## begin PROVIDED ENTRIES
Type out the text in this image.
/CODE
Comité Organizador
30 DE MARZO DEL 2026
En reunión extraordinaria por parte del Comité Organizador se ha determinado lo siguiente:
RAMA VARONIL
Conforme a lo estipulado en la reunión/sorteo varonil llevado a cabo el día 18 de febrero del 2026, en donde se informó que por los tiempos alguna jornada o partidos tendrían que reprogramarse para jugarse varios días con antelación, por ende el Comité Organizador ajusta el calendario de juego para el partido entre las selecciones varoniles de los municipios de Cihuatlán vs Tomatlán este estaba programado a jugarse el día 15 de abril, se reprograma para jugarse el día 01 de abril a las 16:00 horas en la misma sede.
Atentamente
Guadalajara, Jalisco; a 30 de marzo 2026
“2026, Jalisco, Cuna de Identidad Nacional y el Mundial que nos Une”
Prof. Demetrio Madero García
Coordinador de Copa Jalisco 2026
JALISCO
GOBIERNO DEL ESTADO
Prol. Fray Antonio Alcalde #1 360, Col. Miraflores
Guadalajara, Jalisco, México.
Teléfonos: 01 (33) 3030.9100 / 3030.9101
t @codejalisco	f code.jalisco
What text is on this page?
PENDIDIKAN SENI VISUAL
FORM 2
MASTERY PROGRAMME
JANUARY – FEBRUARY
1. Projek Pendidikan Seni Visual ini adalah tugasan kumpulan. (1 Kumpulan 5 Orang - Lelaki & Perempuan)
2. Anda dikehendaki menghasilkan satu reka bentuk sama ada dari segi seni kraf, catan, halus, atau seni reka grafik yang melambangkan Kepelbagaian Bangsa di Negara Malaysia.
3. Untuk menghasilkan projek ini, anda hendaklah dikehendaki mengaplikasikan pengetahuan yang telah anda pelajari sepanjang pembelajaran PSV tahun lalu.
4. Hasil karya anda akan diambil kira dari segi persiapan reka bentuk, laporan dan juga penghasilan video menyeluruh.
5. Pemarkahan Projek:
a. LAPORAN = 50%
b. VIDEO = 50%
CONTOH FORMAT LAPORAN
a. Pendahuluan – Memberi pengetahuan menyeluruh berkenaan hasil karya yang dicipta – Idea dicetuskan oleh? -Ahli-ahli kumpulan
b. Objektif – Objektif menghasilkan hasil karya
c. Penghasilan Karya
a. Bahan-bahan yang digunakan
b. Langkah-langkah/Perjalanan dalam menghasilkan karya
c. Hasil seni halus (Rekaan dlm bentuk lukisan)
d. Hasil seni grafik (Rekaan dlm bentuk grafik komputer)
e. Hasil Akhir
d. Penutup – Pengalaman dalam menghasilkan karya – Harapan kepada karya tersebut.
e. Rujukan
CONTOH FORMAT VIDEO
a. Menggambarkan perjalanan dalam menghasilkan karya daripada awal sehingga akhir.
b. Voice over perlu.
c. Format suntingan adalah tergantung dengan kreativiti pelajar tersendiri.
## end PROVIDED ENTRIES
- WHAT IS EXPECTED -
Copy out the data shown above without altering anything.

- OUTPUT BELOW -
Type out the text in this image.
/CODE
Comité Organizador
30 DE MARZO DEL 2026
En reunión extraordinaria por parte del Comité Organizador se ha determinado lo siguiente:
RAMA VARONIL
Conforme a lo estipulado en la reunión/sorteo varonil llevado a cabo el día 18 de febrero del 2026, en donde se informó que por los tiempos alguna jornada o partidos tendrían que reprogramarse para jugarse varios días con antelación, por ende el Comité Organizador ajusta el calendario de juego para el partido entre las selecciones varoniles de los municipios de Cihuatlán vs Tomatlán este estaba programado a jugarse el día 15 de abril, se reprograma para jugarse el día 01 de abril a las 16:00 horas en la misma sede.
Atentamente
Guadalajara, Jalisco; a 30 de marzo 2026
“2026, Jalisco, Cuna de Identidad Nacional y el Mundial que nos Une”
Prof. Demetrio Madero García
Coordinador de Copa Jalisco 2026
JALISCO
GOBIERNO DEL ESTADO
Prol. Fray Antonio Alcalde #1 360, Col. Miraflores
Guadalajara, Jalisco, México.
Teléfonos: 01 (33) 3030.9100 / 3030.9101
t @codejalisco	f code.jalisco
What text is on this page?
PENDIDIKAN SENI VISUAL
FORM 2
MASTERY PROGRAMME
JANUARY – FEBRUARY
1. Projek Pendidikan Seni Visual ini adalah tugasan kumpulan. (1 Kumpulan 5 Orang - Lelaki & Perempuan)
2. Anda dikehendaki menghasilkan satu reka bentuk sama ada dari segi seni kraf, catan, halus, atau seni reka grafik yang melambangkan Kepelbagaian Bangsa di Negara Malaysia.
3. Untuk menghasilkan projek ini, anda hendaklah dikehendaki mengaplikasikan pengetahuan yang telah anda pelajari sepanjang pembelajaran PSV tahun lalu.
4. Hasil karya anda akan diambil kira dari segi persiapan reka bentuk, laporan dan juga penghasilan video menyeluruh.
5. Pemarkahan Projek:
a. LAPORAN = 50%
b. VIDEO = 50%
CONTOH FORMAT LAPORAN
a. Pendahuluan – Memberi pengetahuan menyeluruh berkenaan hasil karya yang dicipta – Idea dicetuskan oleh? -Ahli-ahli kumpulan
b. Objektif – Objektif menghasilkan hasil karya
c. Penghasilan Karya
a. Bahan-bahan yang digunakan
b. Langkah-langkah/Perjalanan dalam menghasilkan karya
c. Hasil seni halus (Rekaan dlm bentuk lukisan)
d. Hasil seni grafik (Rekaan dlm bentuk grafik komputer)
e. Hasil Akhir
d. Penutup – Pengalaman dalam menghasilkan karya – Harapan kepada karya tersebut.
e. Rujukan
CONTOH FORMAT VIDEO
a. Menggambarkan perjalanan dalam menghasilkan karya daripada awal sehingga akhir.
b. Voice over perlu.
c. Format suntingan adalah tergantung dengan kreativiti pelajar tersendiri.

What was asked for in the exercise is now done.